The exercise:
Leave out the images; return the rest of the data exactly.

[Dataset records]
┌──

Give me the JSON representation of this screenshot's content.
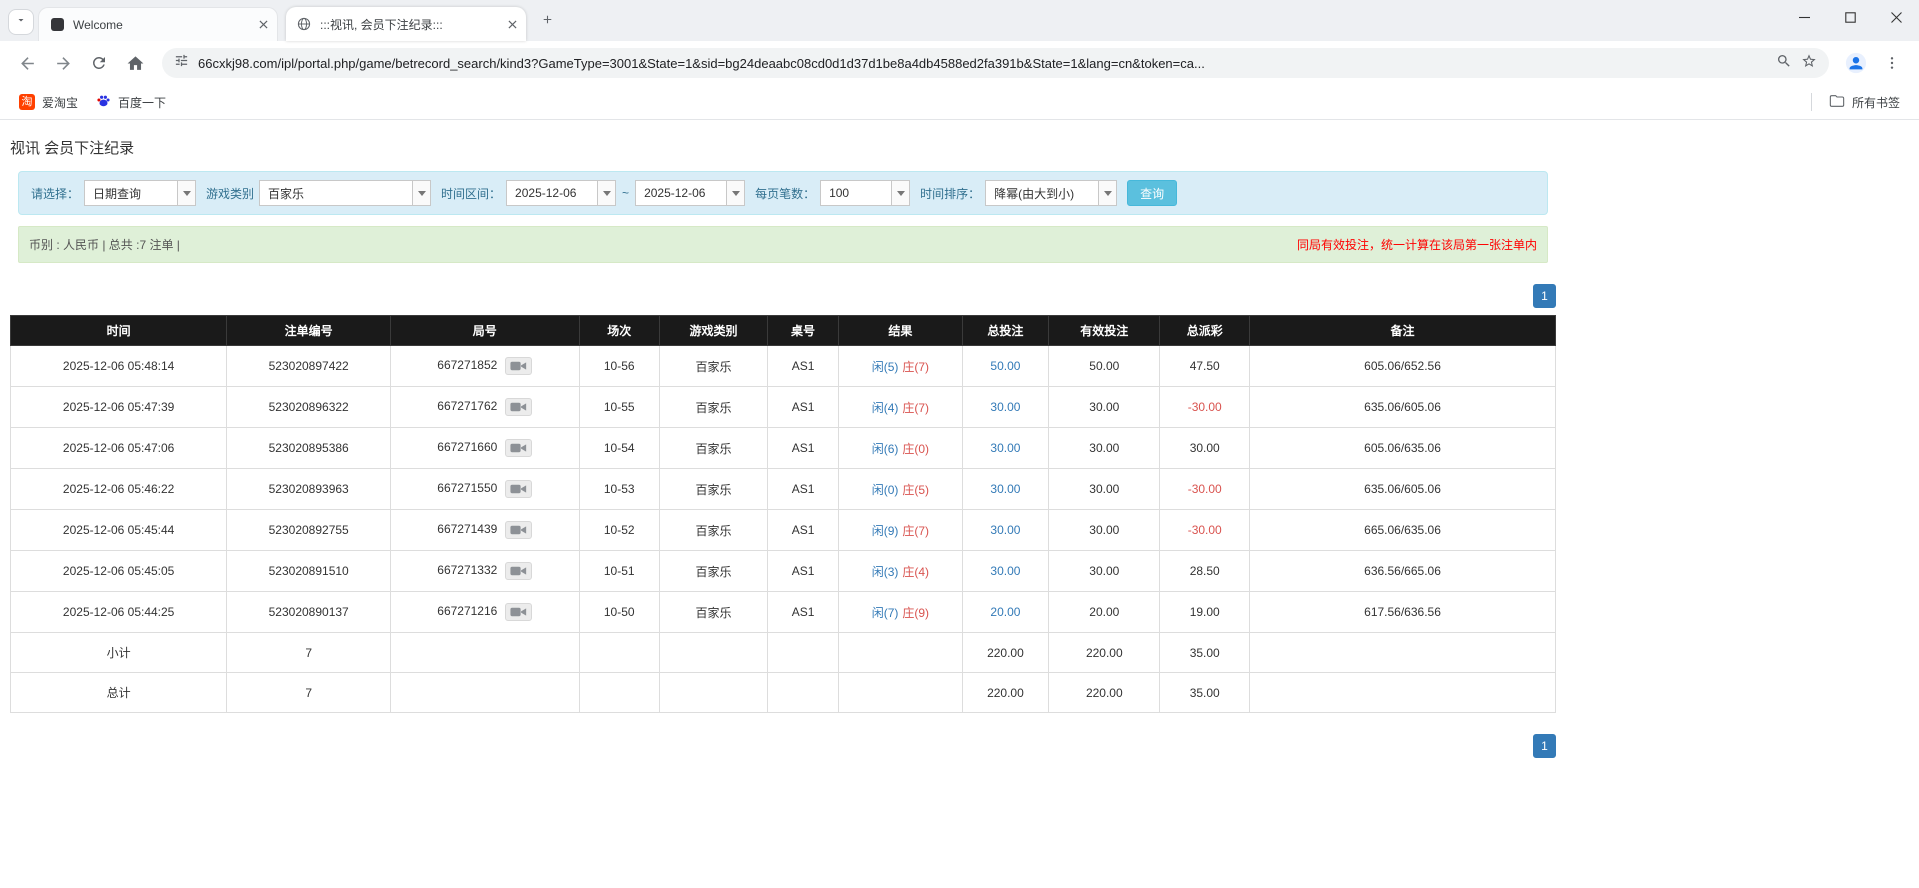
{
  "colors": {
    "link_blue": "#337ab7",
    "result_player_blue": "#337ab7",
    "result_banker_red": "#d9534f",
    "negative_red": "#d9534f",
    "warning_red": "#ff0000",
    "search_button_cyan": "#5bc0de",
    "table_header_black": "#1a1a1a",
    "summary_gray": "#9d9d9d",
    "filter_panel_bg": "#d9edf7",
    "info_bar_bg": "#dff0d8"
  },
  "browser": {
    "tabs": [
      {
        "title": "Welcome"
      },
      {
        "title": ":::视讯, 会员下注纪录:::"
      }
    ],
    "url": "66cxkj98.com/ipl/portal.php/game/betrecord_search/kind3?GameType=3001&State=1&sid=bg24deaabc08cd0d1d37d1be8a4db4588ed2fa391b&State=1&lang=cn&token=ca...",
    "bookmarks": {
      "taobao_icon_char": "淘",
      "taobao": "爱淘宝",
      "baidu": "百度一下",
      "all_bookmarks": "所有书签"
    }
  },
  "page": {
    "title": "视讯 会员下注纪录",
    "filters": {
      "select_label": "请选择：",
      "select_value": "日期查询",
      "game_type_label": "游戏类别",
      "game_type_value": "百家乐",
      "date_range_label": "时间区间：",
      "date_from": "2025-12-06",
      "date_separator": "~",
      "date_to": "2025-12-06",
      "page_size_label": "每页笔数：",
      "page_size_value": "100",
      "sort_label": "时间排序：",
      "sort_value": "降幂(由大到小)",
      "search_button": "查询"
    },
    "info_bar": {
      "left": "币别 : 人民币 | 总共 :7 注单 |",
      "right": "同局有效投注，统一计算在该局第一张注单内"
    },
    "pagination": {
      "page": "1"
    },
    "table": {
      "headers": [
        "时间",
        "注单编号",
        "局号",
        "场次",
        "游戏类别",
        "桌号",
        "结果",
        "总投注",
        "有效投注",
        "总派彩",
        "备注"
      ],
      "rows": [
        {
          "time": "2025-12-06 05:48:14",
          "bet_no": "523020897422",
          "round_no": "667271852",
          "session": "10-56",
          "game": "百家乐",
          "table_no": "AS1",
          "result_player": "闲(5)",
          "result_banker": "庄(7)",
          "total_bet": "50.00",
          "valid_bet": "50.00",
          "payout": "47.50",
          "note": "605.06/652.56"
        },
        {
          "time": "2025-12-06 05:47:39",
          "bet_no": "523020896322",
          "round_no": "667271762",
          "session": "10-55",
          "game": "百家乐",
          "table_no": "AS1",
          "result_player": "闲(4)",
          "result_banker": "庄(7)",
          "total_bet": "30.00",
          "valid_bet": "30.00",
          "payout": "-30.00",
          "note": "635.06/605.06"
        },
        {
          "time": "2025-12-06 05:47:06",
          "bet_no": "523020895386",
          "round_no": "667271660",
          "session": "10-54",
          "game": "百家乐",
          "table_no": "AS1",
          "result_player": "闲(6)",
          "result_banker": "庄(0)",
          "total_bet": "30.00",
          "valid_bet": "30.00",
          "payout": "30.00",
          "note": "605.06/635.06"
        },
        {
          "time": "2025-12-06 05:46:22",
          "bet_no": "523020893963",
          "round_no": "667271550",
          "session": "10-53",
          "game": "百家乐",
          "table_no": "AS1",
          "result_player": "闲(0)",
          "result_banker": "庄(5)",
          "total_bet": "30.00",
          "valid_bet": "30.00",
          "payout": "-30.00",
          "note": "635.06/605.06"
        },
        {
          "time": "2025-12-06 05:45:44",
          "bet_no": "523020892755",
          "round_no": "667271439",
          "session": "10-52",
          "game": "百家乐",
          "table_no": "AS1",
          "result_player": "闲(9)",
          "result_banker": "庄(7)",
          "total_bet": "30.00",
          "valid_bet": "30.00",
          "payout": "-30.00",
          "note": "665.06/635.06"
        },
        {
          "time": "2025-12-06 05:45:05",
          "bet_no": "523020891510",
          "round_no": "667271332",
          "session": "10-51",
          "game": "百家乐",
          "table_no": "AS1",
          "result_player": "闲(3)",
          "result_banker": "庄(4)",
          "total_bet": "30.00",
          "valid_bet": "30.00",
          "payout": "28.50",
          "note": "636.56/665.06"
        },
        {
          "time": "2025-12-06 05:44:25",
          "bet_no": "523020890137",
          "round_no": "667271216",
          "session": "10-50",
          "game": "百家乐",
          "table_no": "AS1",
          "result_player": "闲(7)",
          "result_banker": "庄(9)",
          "total_bet": "20.00",
          "valid_bet": "20.00",
          "payout": "19.00",
          "note": "617.56/636.56"
        }
      ],
      "subtotal": {
        "label": "小计",
        "count": "7",
        "total_bet": "220.00",
        "valid_bet": "220.00",
        "payout": "35.00"
      },
      "total": {
        "label": "总计",
        "count": "7",
        "total_bet": "220.00",
        "valid_bet": "220.00",
        "payout": "35.00"
      }
    }
  }
}
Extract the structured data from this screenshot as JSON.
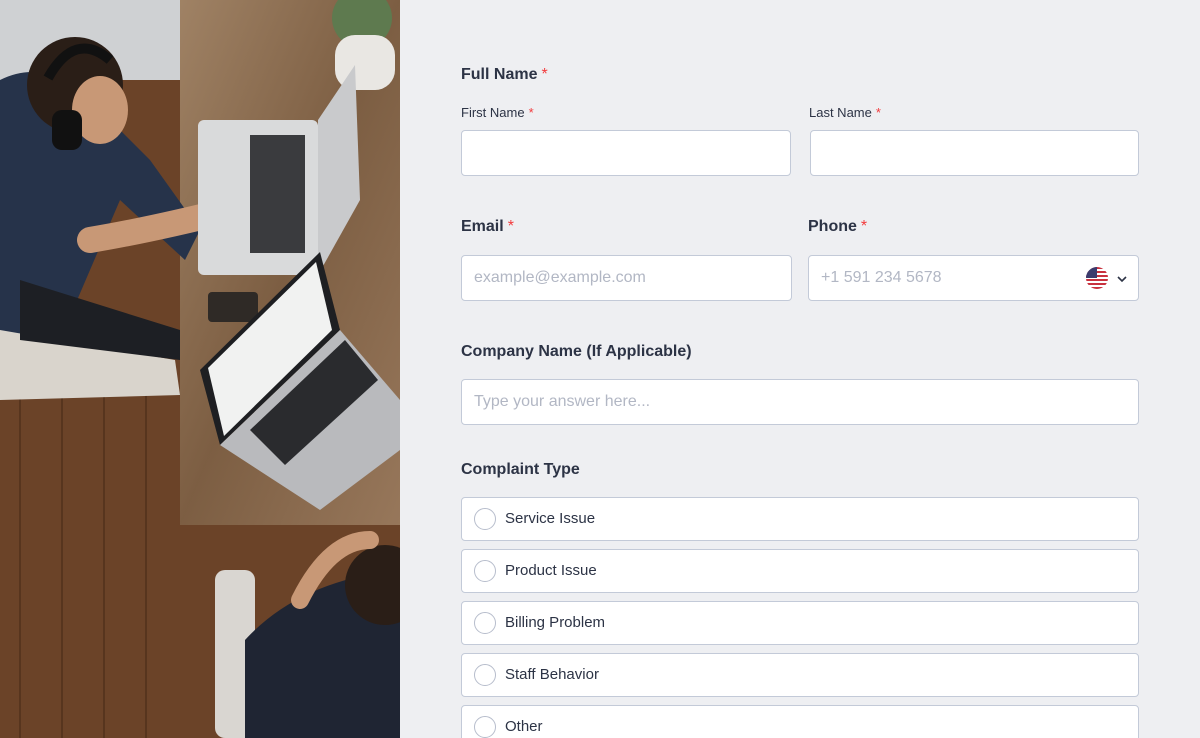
{
  "form": {
    "full_name": {
      "label": "Full Name",
      "required": "*"
    },
    "first_name": {
      "label": "First Name",
      "required": "*",
      "value": ""
    },
    "last_name": {
      "label": "Last Name",
      "required": "*",
      "value": ""
    },
    "email": {
      "label": "Email",
      "required": "*",
      "placeholder": "example@example.com",
      "value": ""
    },
    "phone": {
      "label": "Phone",
      "required": "*",
      "placeholder": "+1 591 234 5678",
      "value": "",
      "country_icon": "us-flag-icon"
    },
    "company": {
      "label": "Company Name (If Applicable)",
      "placeholder": "Type your answer here...",
      "value": ""
    },
    "complaint_type": {
      "label": "Complaint Type",
      "options": [
        "Service Issue",
        "Product Issue",
        "Billing Problem",
        "Staff Behavior",
        "Other"
      ]
    }
  },
  "colors": {
    "required": "#f23a3c",
    "text": "#2c3345",
    "background": "#eeeff2",
    "border": "#c3cad8"
  }
}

└──

Completed task:
Give me the JSON representation of this screenshot's content.
{
  "colors": {
    "link_blue": "#337ab7",
    "result_player_blue": "#337ab7",
    "result_banker_red": "#d9534f",
    "negative_red": "#d9534f",
    "warning_red": "#ff0000",
    "search_button_cyan": "#5bc0de",
    "table_header_black": "#1a1a1a",
    "summary_gray": "#9d9d9d",
    "filter_panel_bg": "#d9edf7",
    "info_bar_bg": "#dff0d8"
  },
  "browser": {
    "tabs": [
      {
        "title": "Welcome"
      },
      {
        "title": ":::视讯, 会员下注纪录:::"
      }
    ],
    "url": "66cxkj98.com/ipl/portal.php/game/betrecord_search/kind3?GameType=3001&State=1&sid=bg24deaabc08cd0d1d37d1be8a4db4588ed2fa391b&State=1&lang=cn&token=ca...",
    "bookmarks": {
      "taobao_icon_char": "淘",
      "taobao": "爱淘宝",
      "baidu": "百度一下",
      "all_bookmarks": "所有书签"
    }
  },
  "page": {
    "title": "视讯 会员下注纪录",
    "filters": {
      "select_label": "请选择：",
      "select_value": "日期查询",
      "game_type_label": "游戏类别",
      "game_type_value": "百家乐",
      "date_range_label": "时间区间：",
      "date_from": "2025-12-06",
      "date_separator": "~",
      "date_to": "2025-12-06",
      "page_size_label": "每页笔数：",
      "page_size_value": "100",
      "sort_label": "时间排序：",
      "sort_value": "降幂(由大到小)",
      "search_button": "查询"
    },
    "info_bar": {
      "left": "币别 : 人民币 | 总共 :7 注单 |",
      "right": "同局有效投注，统一计算在该局第一张注单内"
    },
    "pagination": {
      "page": "1"
    },
    "table": {
      "headers": [
        "时间",
        "注单编号",
        "局号",
        "场次",
        "游戏类别",
        "桌号",
        "结果",
        "总投注",
        "有效投注",
        "总派彩",
        "备注"
      ],
      "rows": [
        {
          "time": "2025-12-06 05:48:14",
          "bet_no": "523020897422",
          "round_no": "667271852",
          "session": "10-56",
          "game": "百家乐",
          "table_no": "AS1",
          "result_player": "闲(5)",
          "result_banker": "庄(7)",
          "total_bet": "50.00",
          "valid_bet": "50.00",
          "payout": "47.50",
          "note": "605.06/652.56"
        },
        {
          "time": "2025-12-06 05:47:39",
          "bet_no": "523020896322",
          "round_no": "667271762",
          "session": "10-55",
          "game": "百家乐",
          "table_no": "AS1",
          "result_player": "闲(4)",
          "result_banker": "庄(7)",
          "total_bet": "30.00",
          "valid_bet": "30.00",
          "payout": "-30.00",
          "note": "635.06/605.06"
        },
        {
          "time": "2025-12-06 05:47:06",
          "bet_no": "523020895386",
          "round_no": "667271660",
          "session": "10-54",
          "game": "百家乐",
          "table_no": "AS1",
          "result_player": "闲(6)",
          "result_banker": "庄(0)",
          "total_bet": "30.00",
          "valid_bet": "30.00",
          "payout": "30.00",
          "note": "605.06/635.06"
        },
        {
          "time": "2025-12-06 05:46:22",
          "bet_no": "523020893963",
          "round_no": "667271550",
          "session": "10-53",
          "game": "百家乐",
          "table_no": "AS1",
          "result_player": "闲(0)",
          "result_banker": "庄(5)",
          "total_bet": "30.00",
          "valid_bet": "30.00",
          "payout": "-30.00",
          "note": "635.06/605.06"
        },
        {
          "time": "2025-12-06 05:45:44",
          "bet_no": "523020892755",
          "round_no": "667271439",
          "session": "10-52",
          "game": "百家乐",
          "table_no": "AS1",
          "result_player": "闲(9)",
          "result_banker": "庄(7)",
          "total_bet": "30.00",
          "valid_bet": "30.00",
          "payout": "-30.00",
          "note": "665.06/635.06"
        },
        {
          "time": "2025-12-06 05:45:05",
          "bet_no": "523020891510",
          "round_no": "667271332",
          "session": "10-51",
          "game": "百家乐",
          "table_no": "AS1",
          "result_player": "闲(3)",
          "result_banker": "庄(4)",
          "total_bet": "30.00",
          "valid_bet": "30.00",
          "payout": "28.50",
          "note": "636.56/665.06"
        },
        {
          "time": "2025-12-06 05:44:25",
          "bet_no": "523020890137",
          "round_no": "667271216",
          "session": "10-50",
          "game": "百家乐",
          "table_no": "AS1",
          "result_player": "闲(7)",
          "result_banker": "庄(9)",
          "total_bet": "20.00",
          "valid_bet": "20.00",
          "payout": "19.00",
          "note": "617.56/636.56"
        }
      ],
      "subtotal": {
        "label": "小计",
        "count": "7",
        "total_bet": "220.00",
        "valid_bet": "220.00",
        "payout": "35.00"
      },
      "total": {
        "label": "总计",
        "count": "7",
        "total_bet": "220.00",
        "valid_bet": "220.00",
        "payout": "35.00"
      }
    }
  }
}
Extract the structured data from this screenshot as JSON.
{
  "form": {
    "full_name": {
      "label": "Full Name",
      "required": "*"
    },
    "first_name": {
      "label": "First Name",
      "required": "*",
      "value": ""
    },
    "last_name": {
      "label": "Last Name",
      "required": "*",
      "value": ""
    },
    "email": {
      "label": "Email",
      "required": "*",
      "placeholder": "example@example.com",
      "value": ""
    },
    "phone": {
      "label": "Phone",
      "required": "*",
      "placeholder": "+1 591 234 5678",
      "value": "",
      "country_icon": "us-flag-icon"
    },
    "company": {
      "label": "Company Name (If Applicable)",
      "placeholder": "Type your answer here...",
      "value": ""
    },
    "complaint_type": {
      "label": "Complaint Type",
      "options": [
        "Service Issue",
        "Product Issue",
        "Billing Problem",
        "Staff Behavior",
        "Other"
      ]
    }
  },
  "colors": {
    "required": "#f23a3c",
    "text": "#2c3345",
    "background": "#eeeff2",
    "border": "#c3cad8"
  }
}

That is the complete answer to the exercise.